Set task |
Write out the rows unchanged, starting with the first one and going on through the line with "802, 424, 838]".

>> start Data

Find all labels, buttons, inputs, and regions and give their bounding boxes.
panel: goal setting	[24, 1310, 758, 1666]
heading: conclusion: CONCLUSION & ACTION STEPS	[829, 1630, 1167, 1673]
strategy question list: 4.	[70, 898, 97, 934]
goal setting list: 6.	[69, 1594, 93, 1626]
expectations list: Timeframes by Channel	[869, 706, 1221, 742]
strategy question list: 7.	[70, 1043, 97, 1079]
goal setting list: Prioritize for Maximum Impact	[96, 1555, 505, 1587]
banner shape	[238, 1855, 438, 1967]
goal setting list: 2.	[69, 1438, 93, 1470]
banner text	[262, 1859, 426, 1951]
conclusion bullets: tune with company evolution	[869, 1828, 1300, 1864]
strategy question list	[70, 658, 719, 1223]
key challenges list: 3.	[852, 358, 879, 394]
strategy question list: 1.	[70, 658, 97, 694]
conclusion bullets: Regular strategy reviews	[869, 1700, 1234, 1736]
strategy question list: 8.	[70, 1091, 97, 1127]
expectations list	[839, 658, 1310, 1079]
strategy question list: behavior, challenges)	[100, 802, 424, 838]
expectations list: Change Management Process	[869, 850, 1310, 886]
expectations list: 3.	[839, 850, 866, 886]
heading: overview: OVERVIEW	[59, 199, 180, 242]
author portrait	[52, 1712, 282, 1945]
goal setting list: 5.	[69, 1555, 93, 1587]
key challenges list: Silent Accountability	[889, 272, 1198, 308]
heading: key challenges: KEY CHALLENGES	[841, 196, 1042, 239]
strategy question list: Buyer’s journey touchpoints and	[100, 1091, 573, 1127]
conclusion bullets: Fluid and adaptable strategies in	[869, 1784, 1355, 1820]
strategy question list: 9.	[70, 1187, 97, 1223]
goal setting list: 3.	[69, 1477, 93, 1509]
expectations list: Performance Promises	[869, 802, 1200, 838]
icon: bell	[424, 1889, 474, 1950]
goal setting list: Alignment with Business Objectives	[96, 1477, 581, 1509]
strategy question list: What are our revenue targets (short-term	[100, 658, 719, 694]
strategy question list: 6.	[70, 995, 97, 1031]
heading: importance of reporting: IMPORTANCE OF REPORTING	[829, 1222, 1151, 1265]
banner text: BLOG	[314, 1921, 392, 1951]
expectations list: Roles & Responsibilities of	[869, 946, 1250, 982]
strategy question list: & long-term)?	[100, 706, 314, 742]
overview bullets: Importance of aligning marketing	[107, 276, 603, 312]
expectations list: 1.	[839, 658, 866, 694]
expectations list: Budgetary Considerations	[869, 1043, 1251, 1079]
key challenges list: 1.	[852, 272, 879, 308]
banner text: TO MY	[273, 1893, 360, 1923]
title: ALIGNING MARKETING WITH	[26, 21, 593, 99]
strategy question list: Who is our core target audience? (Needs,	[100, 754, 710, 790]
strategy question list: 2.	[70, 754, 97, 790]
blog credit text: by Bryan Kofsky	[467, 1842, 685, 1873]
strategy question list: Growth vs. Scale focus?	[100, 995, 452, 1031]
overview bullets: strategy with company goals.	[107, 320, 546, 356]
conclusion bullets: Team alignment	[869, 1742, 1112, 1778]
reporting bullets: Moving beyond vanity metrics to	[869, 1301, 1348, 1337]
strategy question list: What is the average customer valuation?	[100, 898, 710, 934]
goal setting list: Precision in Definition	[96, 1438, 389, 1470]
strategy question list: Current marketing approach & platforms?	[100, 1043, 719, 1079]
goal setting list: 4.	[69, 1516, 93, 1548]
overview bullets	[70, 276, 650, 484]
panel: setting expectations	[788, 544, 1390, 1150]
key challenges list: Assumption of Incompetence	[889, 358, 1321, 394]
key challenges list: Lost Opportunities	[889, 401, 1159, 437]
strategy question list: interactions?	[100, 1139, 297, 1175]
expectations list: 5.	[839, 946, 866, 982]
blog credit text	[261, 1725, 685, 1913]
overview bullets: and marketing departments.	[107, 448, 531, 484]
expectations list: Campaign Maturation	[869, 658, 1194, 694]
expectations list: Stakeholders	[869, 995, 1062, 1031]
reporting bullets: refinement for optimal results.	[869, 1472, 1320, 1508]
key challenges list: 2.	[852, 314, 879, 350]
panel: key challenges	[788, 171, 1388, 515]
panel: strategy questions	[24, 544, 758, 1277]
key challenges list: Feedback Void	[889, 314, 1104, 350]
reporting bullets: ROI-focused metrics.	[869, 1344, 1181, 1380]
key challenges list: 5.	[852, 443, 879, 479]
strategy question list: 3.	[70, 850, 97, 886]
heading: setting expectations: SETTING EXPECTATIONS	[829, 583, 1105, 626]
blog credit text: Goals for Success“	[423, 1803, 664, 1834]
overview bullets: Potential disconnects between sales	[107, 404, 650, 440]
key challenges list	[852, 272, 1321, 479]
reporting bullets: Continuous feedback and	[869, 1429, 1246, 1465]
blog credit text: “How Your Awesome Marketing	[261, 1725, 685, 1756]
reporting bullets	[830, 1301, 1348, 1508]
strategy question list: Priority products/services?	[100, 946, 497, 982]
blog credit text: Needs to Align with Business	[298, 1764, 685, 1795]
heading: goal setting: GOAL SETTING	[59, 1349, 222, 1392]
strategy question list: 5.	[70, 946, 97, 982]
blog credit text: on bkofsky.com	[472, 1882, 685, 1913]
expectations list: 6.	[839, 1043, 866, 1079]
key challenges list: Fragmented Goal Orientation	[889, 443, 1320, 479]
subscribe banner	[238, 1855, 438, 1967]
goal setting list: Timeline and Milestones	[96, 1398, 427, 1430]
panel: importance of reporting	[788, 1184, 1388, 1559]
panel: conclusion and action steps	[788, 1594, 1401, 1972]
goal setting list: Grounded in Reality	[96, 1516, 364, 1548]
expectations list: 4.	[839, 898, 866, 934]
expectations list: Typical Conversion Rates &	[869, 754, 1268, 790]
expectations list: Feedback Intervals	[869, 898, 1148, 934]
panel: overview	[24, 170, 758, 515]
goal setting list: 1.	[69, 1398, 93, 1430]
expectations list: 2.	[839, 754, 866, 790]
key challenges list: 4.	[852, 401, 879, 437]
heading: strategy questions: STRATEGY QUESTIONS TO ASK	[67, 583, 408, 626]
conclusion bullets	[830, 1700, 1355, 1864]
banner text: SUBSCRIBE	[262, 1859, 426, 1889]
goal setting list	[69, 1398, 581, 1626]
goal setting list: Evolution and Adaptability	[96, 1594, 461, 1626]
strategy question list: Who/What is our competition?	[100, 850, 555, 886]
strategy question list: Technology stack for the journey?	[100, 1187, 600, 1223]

>> end Data

Solution to this task |
Find all labels, buttons, inputs, and regions and give their bounding boxes.
panel: goal setting	[24, 1310, 758, 1666]
heading: conclusion: CONCLUSION & ACTION STEPS	[829, 1630, 1167, 1673]
strategy question list: 4.	[70, 898, 97, 934]
goal setting list: 6.	[69, 1594, 93, 1626]
expectations list: Timeframes by Channel	[869, 706, 1221, 742]
strategy question list: 7.	[70, 1043, 97, 1079]
goal setting list: Prioritize for Maximum Impact	[96, 1555, 505, 1587]
banner shape	[238, 1855, 438, 1967]
goal setting list: 2.	[69, 1438, 93, 1470]
banner text	[262, 1859, 426, 1951]
conclusion bullets: tune with company evolution	[869, 1828, 1300, 1864]
strategy question list	[70, 658, 719, 1223]
key challenges list: 3.	[852, 358, 879, 394]
strategy question list: 1.	[70, 658, 97, 694]
conclusion bullets: Regular strategy reviews	[869, 1700, 1234, 1736]
strategy question list: 8.	[70, 1091, 97, 1127]
expectations list	[839, 658, 1310, 1079]
strategy question list: behavior, challenges)	[100, 802, 424, 838]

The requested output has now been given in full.